Extracted data entries:
··········

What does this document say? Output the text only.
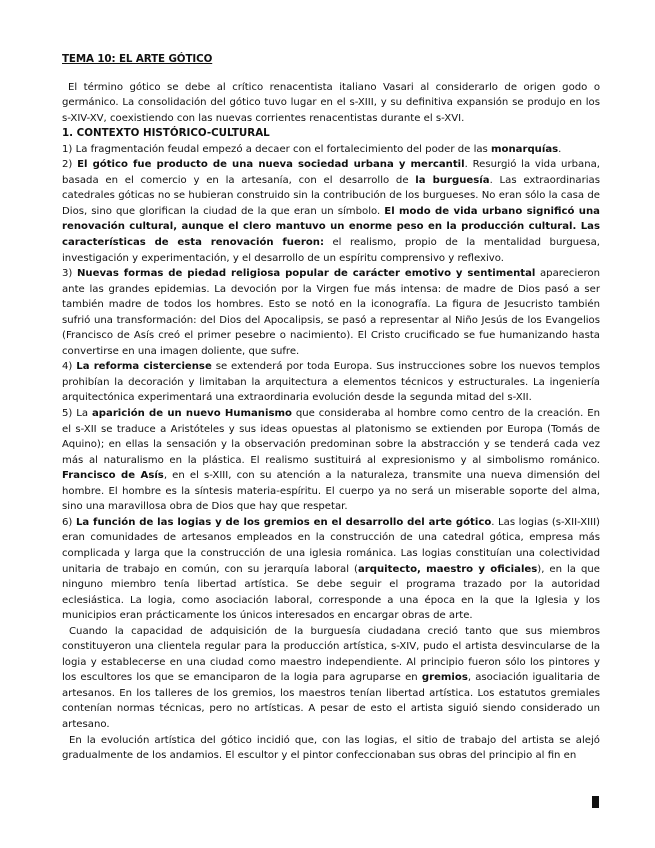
TEMA 10: EL ARTE GÓTICO

El término gótico se debe al crítico renacentista italiano Vasari al considerarlo de origen godo o germánico. La consolidación del gótico tuvo lugar en el s-XIII, y su definitiva expansión se produjo en los s-XIV-XV, coexistiendo con las nuevas corrientes renacentistas durante el s-XVI.

1. CONTEXTO HISTÓRICO-CULTURAL

1) La fragmentación feudal empezó a decaer con el fortalecimiento del poder de las monarquías.

2) El gótico fue producto de una nueva sociedad urbana y mercantil. Resurgió la vida urbana, basada en el comercio y en la artesanía, con el desarrollo de la burguesía. Las extraordinarias catedrales góticas no se hubieran construido sin la contribución de los burgueses. No eran sólo la casa de Dios, sino que glorifican la ciudad de la que eran un símbolo. El modo de vida urbano significó una renovación cultural, aunque el clero mantuvo un enorme peso en la producción cultural. Las características de esta renovación fueron: el realismo, propio de la mentalidad burguesa, investigación y experimentación, y el desarrollo de un espíritu comprensivo y reflexivo.

3) Nuevas formas de piedad religiosa popular de carácter emotivo y sentimental aparecieron ante las grandes epidemias. La devoción por la Virgen fue más intensa: de madre de Dios pasó a ser también madre de todos los hombres. Esto se notó en la iconografía. La figura de Jesucristo también sufrió una transformación: del Dios del Apocalipsis, se pasó a representar al Niño Jesús de los Evangelios (Francisco de Asís creó el primer pesebre o nacimiento). El Cristo crucificado se fue humanizando hasta convertirse en una imagen doliente, que sufre.

4) La reforma cisterciense se extenderá por toda Europa. Sus instrucciones sobre los nuevos templos prohibían la decoración y limitaban la arquitectura a elementos técnicos y estructurales. La ingeniería arquitectónica experimentará una extraordinaria evolución desde la segunda mitad del s-XII.

5) La aparición de un nuevo Humanismo que consideraba al hombre como centro de la creación. En el s-XII se traduce a Aristóteles y sus ideas opuestas al platonismo se extienden por Europa (Tomás de Aquino); en ellas la sensación y la observación predominan sobre la abstracción y se tenderá cada vez más al naturalismo en la plástica. El realismo sustituirá al expresionismo y al simbolismo románico. Francisco de Asís, en el s-XIII, con su atención a la naturaleza, transmite una nueva dimensión del hombre. El hombre es la síntesis materia-espíritu. El cuerpo ya no será un miserable soporte del alma, sino una maravillosa obra de Dios que hay que respetar.

6) La función de las logias y de los gremios en el desarrollo del arte gótico. Las logias (s-XII-XIII) eran comunidades de artesanos empleados en la construcción de una catedral gótica, empresa más complicada y larga que la construcción de una iglesia románica. Las logias constituían una colectividad unitaria de trabajo en común, con su jerarquía laboral (arquitecto, maestro y oficiales), en la que ninguno miembro tenía libertad artística. Se debe seguir el programa trazado por la autoridad eclesiástica. La logia, como asociación laboral, corresponde a una época en la que la Iglesia y los municipios eran prácticamente los únicos interesados en encargar obras de arte.

Cuando la capacidad de adquisición de la burguesía ciudadana creció tanto que sus miembros constituyeron una clientela regular para la producción artística, s-XIV, pudo el artista desvincularse de la logia y establecerse en una ciudad como maestro independiente. Al principio fueron sólo los pintores y los escultores los que se emanciparon de la logia para agruparse en gremios, asociación igualitaria de artesanos. En los talleres de los gremios, los maestros tenían libertad artística. Los estatutos gremiales contenían normas técnicas, pero no artísticas. A pesar de esto el artista siguió siendo considerado un artesano.

En la evolución artística del gótico incidió que, con las logias, el sitio de trabajo del artista se alejó gradualmente de los andamios. El escultor y el pintor confeccionaban sus obras del principio al fin en
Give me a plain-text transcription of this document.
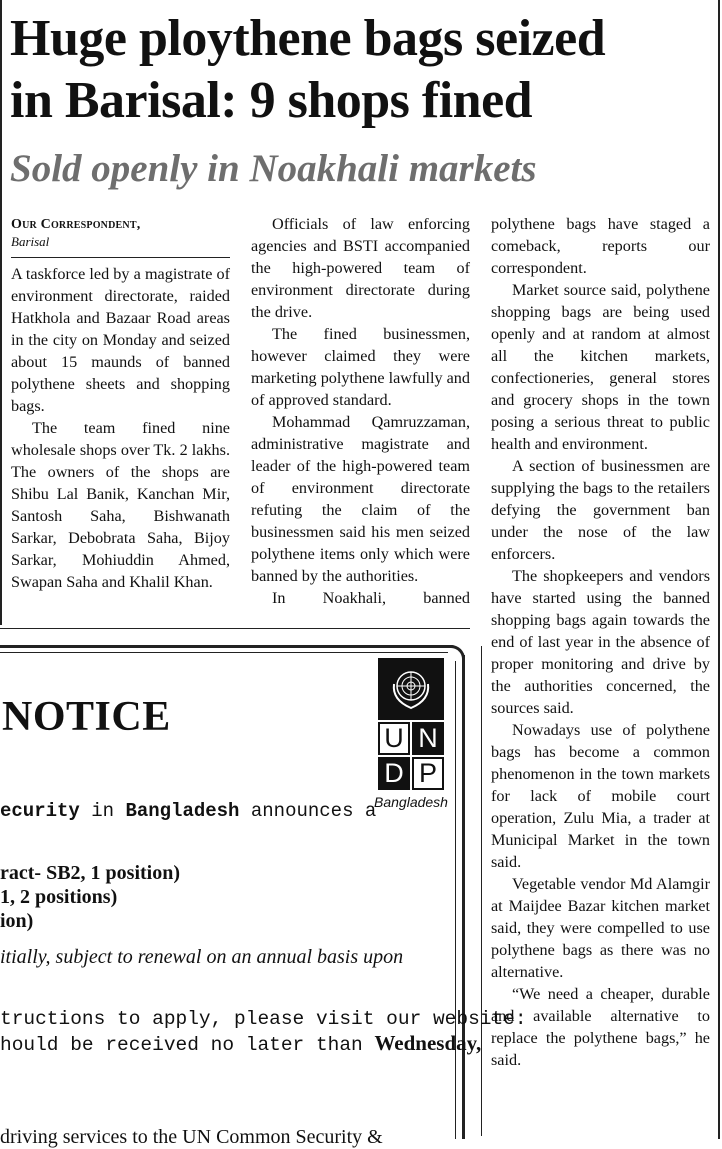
Huge ploythene bags seized
in Barisal: 9 shops fined
Sold openly in Noakhali markets
Our Correspondent,
Barisal

A taskforce led by a magistrate of environment directorate, raided Hatkhola and Bazaar Road areas in the city on Monday and seized about 15 maunds of banned polythene sheets and shopping bags.

The team fined nine wholesale shops over Tk. 2 lakhs. The owners of the shops are Shibu Lal Banik, Kanchan Mir, Santosh Saha, Bishwanath Sarkar, Debobrata Saha, Bijoy Sarkar, Mohiuddin Ahmed, Swapan Saha and Khalil Khan.

Officials of law enforcing agencies and BSTI accompanied the high-powered team of environment directorate during the drive.

The fined businessmen, however claimed they were marketing polythene lawfully and of approved standard.

Mohammad Qamruzzaman, administrative magistrate and leader of the high-powered team of environment directorate refuting the claim of the businessmen said his men seized polythene items only which were banned by the authorities.

In Noakhali, banned

polythene bags have staged a comeback, reports our correspondent.

Market source said, polythene shopping bags are being used openly and at random at almost all the kitchen markets, confectioneries, general stores and grocery shops in the town posing a serious threat to public health and environment.

A section of businessmen are supplying the bags to the retailers defying the government ban under the nose of the law enforcers.

The shopkeepers and vendors have started using the banned shopping bags again towards the end of last year in the absence of proper monitoring and drive by the authorities concerned, the sources said.

Nowadays use of polythene bags has become a common phenomenon in the town markets for lack of mobile court operation, Zulu Mia, a trader at Municipal Market in the town said.

Vegetable vendor Md Alamgir at Maijdee Bazar kitchen market said, they were compelled to use polythene bags as there was no alternative.

“We need a cheaper, durable and available alternative to replace the polythene bags,” he said.

NOTICE
ecurity in Bangladesh announces a
ract- SB2, 1 position)
1, 2 positions)
ion)
itially, subject to renewal on an annual basis upon
tructions to apply, please visit our website:
hould be received no later than Wednesday,
driving services to the UN Common Security &
U N
D P
Bangladesh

··········

Report each line of the material above where the word "they" appears.

The fined businessmen, however claimed they were marketing polythene lawfully and of approved standard.
Vegetable vendor Md Alamgir at Maijdee Bazar kitchen market said, they were compelled to use polythene bags as there was no alternative.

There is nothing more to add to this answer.